● Your instructions
According to the abstract on heavy tetraquark masses, which collaboration recently observed the structures in the di-J/ψ mass spectrum?

--- begin Given passage ---

Abstract

We give a review of the calculations of the masses of tetraquarks with two and four heavy quarks in the framework of the relativistic quark model based on the quasipotential approach and QCD. The diquark-antidiquark picture of heavy tetraquarks is used. The quasipotentials of the quark-quark and diquark-antidiquark interactions are constructed similarly to the previous consideration of mesons and baryons. Diquarks are considered in the colour triplet state. It is assumed that the diquark and antidiquark interact in the tetraquark as a whole and the internal structure of the diquarks is taken into account by the calculated form factor of the diquark-gluon interaction. All parameters of the model are kept fixed from our previous calculations of meson and baryon properties. A detailed comparison of the obtained predictions for heavy tetraquark masses with available experimental data is given. Many candidates for tetraquarks are found. It is argued that the structures in the di-J/ψ mass spectrum observed recently by the LHCb collaboration can be interpreted as ccc¯c¯ tetraquarks.

--- end Given passage ---
--- begin Data provided ---

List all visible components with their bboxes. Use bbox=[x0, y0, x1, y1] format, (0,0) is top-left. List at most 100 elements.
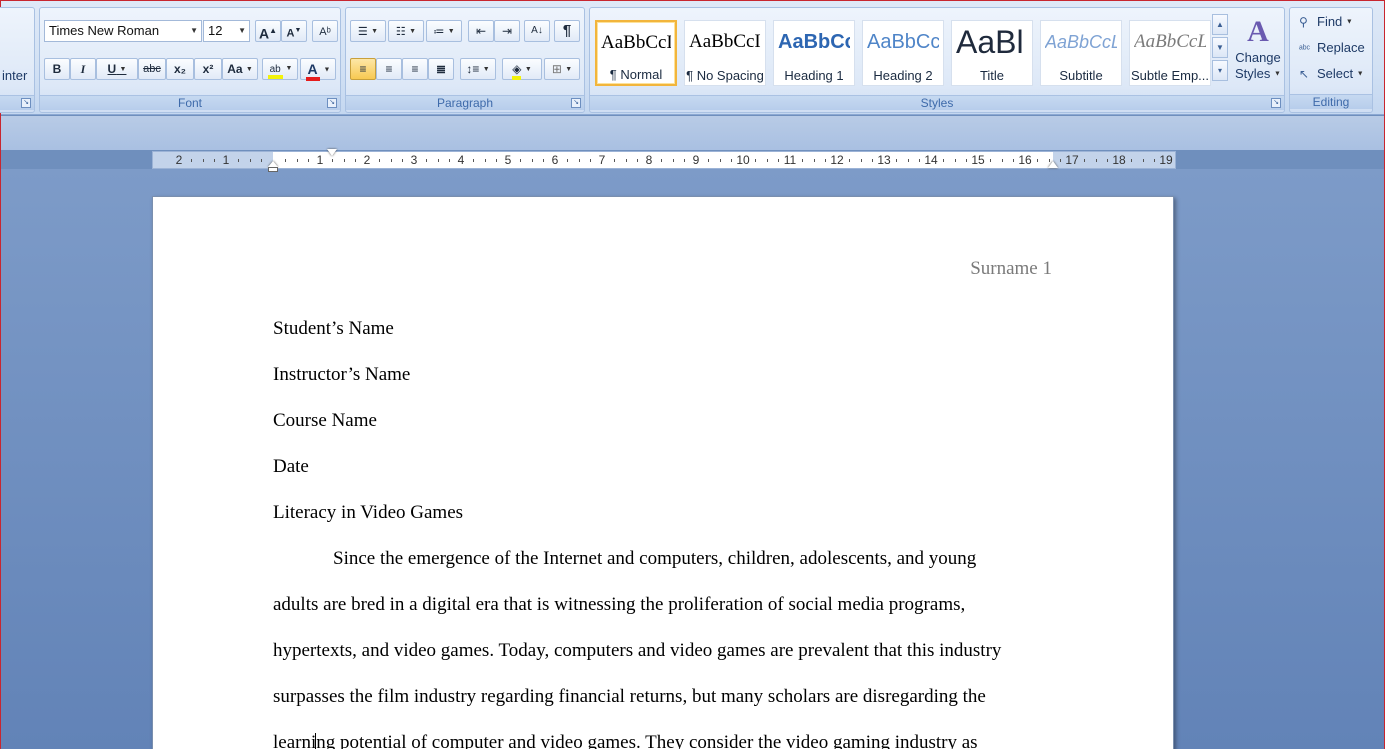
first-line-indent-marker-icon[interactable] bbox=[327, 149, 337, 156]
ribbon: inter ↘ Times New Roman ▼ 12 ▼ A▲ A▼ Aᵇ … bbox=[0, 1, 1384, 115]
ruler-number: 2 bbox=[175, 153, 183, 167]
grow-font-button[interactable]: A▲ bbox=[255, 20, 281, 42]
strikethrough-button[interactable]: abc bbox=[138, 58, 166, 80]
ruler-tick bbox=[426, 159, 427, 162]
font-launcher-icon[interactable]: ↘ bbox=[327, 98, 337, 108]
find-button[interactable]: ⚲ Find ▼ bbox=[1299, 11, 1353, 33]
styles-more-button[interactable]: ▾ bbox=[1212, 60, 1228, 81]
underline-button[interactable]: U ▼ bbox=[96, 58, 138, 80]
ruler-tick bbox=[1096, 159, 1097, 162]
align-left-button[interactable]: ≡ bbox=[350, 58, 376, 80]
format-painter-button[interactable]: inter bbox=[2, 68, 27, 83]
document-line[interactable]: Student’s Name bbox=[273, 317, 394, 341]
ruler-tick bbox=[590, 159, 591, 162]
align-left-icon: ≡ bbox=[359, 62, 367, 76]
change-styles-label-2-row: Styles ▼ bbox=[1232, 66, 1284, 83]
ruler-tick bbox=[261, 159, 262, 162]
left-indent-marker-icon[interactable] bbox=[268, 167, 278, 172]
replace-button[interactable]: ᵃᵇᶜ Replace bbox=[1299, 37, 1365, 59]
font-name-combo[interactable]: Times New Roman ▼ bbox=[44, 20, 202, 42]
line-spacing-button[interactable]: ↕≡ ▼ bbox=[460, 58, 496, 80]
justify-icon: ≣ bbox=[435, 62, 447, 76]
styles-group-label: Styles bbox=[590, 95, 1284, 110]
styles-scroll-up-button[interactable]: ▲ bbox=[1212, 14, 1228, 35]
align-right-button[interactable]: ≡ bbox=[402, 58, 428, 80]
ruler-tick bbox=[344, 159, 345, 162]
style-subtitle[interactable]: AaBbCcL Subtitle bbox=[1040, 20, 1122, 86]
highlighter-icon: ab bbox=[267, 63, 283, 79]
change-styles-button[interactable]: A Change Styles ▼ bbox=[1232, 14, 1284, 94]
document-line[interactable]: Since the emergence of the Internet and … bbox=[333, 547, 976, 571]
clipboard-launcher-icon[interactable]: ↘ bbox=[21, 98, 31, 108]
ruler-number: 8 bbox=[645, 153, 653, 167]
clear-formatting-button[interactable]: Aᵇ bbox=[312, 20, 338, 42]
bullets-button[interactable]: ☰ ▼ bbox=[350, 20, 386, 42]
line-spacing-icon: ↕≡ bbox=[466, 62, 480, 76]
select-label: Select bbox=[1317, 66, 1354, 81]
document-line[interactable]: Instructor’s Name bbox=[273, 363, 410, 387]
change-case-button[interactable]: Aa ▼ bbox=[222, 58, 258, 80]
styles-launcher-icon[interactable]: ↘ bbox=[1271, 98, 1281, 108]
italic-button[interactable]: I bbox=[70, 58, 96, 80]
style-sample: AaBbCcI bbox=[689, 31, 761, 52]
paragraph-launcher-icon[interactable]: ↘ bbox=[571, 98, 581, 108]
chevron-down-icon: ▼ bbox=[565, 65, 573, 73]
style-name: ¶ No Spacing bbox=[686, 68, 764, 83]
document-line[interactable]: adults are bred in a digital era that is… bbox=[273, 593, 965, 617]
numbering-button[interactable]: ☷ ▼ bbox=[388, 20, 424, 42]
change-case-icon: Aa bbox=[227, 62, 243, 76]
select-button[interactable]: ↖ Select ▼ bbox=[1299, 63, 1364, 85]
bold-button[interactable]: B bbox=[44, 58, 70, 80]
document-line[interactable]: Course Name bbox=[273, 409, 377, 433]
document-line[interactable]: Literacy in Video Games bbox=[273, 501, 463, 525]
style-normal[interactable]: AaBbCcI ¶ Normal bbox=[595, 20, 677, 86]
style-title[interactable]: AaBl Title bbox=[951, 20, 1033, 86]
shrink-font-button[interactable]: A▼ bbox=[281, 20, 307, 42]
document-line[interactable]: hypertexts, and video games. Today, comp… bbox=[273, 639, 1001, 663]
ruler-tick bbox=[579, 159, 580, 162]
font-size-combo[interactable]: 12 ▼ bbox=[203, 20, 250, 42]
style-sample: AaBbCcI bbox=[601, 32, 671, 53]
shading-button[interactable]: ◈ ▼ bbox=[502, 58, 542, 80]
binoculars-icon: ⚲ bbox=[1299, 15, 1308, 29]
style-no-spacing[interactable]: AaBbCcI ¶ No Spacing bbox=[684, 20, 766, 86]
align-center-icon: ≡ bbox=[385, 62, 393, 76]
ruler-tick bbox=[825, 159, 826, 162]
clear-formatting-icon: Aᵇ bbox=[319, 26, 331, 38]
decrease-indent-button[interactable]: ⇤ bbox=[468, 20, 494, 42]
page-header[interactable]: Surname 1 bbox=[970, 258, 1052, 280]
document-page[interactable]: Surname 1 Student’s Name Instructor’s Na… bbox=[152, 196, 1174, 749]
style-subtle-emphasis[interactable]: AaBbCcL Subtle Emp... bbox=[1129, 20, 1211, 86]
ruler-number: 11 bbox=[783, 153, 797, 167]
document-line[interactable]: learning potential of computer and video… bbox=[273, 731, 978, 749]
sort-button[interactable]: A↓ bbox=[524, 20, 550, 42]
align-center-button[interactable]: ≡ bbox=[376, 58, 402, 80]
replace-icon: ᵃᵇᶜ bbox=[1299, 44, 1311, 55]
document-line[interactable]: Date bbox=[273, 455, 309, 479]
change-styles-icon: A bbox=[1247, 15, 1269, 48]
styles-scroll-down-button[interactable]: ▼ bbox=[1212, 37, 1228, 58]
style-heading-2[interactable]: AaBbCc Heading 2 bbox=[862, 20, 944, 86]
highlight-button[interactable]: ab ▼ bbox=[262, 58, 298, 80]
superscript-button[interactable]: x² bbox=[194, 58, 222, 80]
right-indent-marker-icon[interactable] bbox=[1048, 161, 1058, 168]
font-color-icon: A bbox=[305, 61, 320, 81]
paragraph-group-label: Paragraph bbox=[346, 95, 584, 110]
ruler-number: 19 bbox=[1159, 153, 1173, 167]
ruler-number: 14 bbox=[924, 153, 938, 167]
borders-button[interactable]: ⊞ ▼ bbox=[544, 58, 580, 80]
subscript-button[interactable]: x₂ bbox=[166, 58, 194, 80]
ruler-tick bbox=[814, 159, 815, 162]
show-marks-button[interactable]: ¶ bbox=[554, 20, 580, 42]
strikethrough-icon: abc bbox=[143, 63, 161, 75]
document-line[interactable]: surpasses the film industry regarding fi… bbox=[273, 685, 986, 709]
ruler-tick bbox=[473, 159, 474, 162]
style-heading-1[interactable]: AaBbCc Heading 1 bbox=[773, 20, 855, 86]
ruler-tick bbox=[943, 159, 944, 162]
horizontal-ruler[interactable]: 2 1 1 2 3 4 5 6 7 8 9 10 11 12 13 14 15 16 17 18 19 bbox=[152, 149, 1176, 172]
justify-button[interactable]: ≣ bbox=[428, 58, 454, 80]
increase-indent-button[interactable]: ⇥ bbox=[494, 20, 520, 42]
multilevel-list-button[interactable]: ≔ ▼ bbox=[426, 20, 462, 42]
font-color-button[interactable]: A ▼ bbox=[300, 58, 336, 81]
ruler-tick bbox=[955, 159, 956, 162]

--- end Data provided ---

● Written answer
The LHCb collaboration.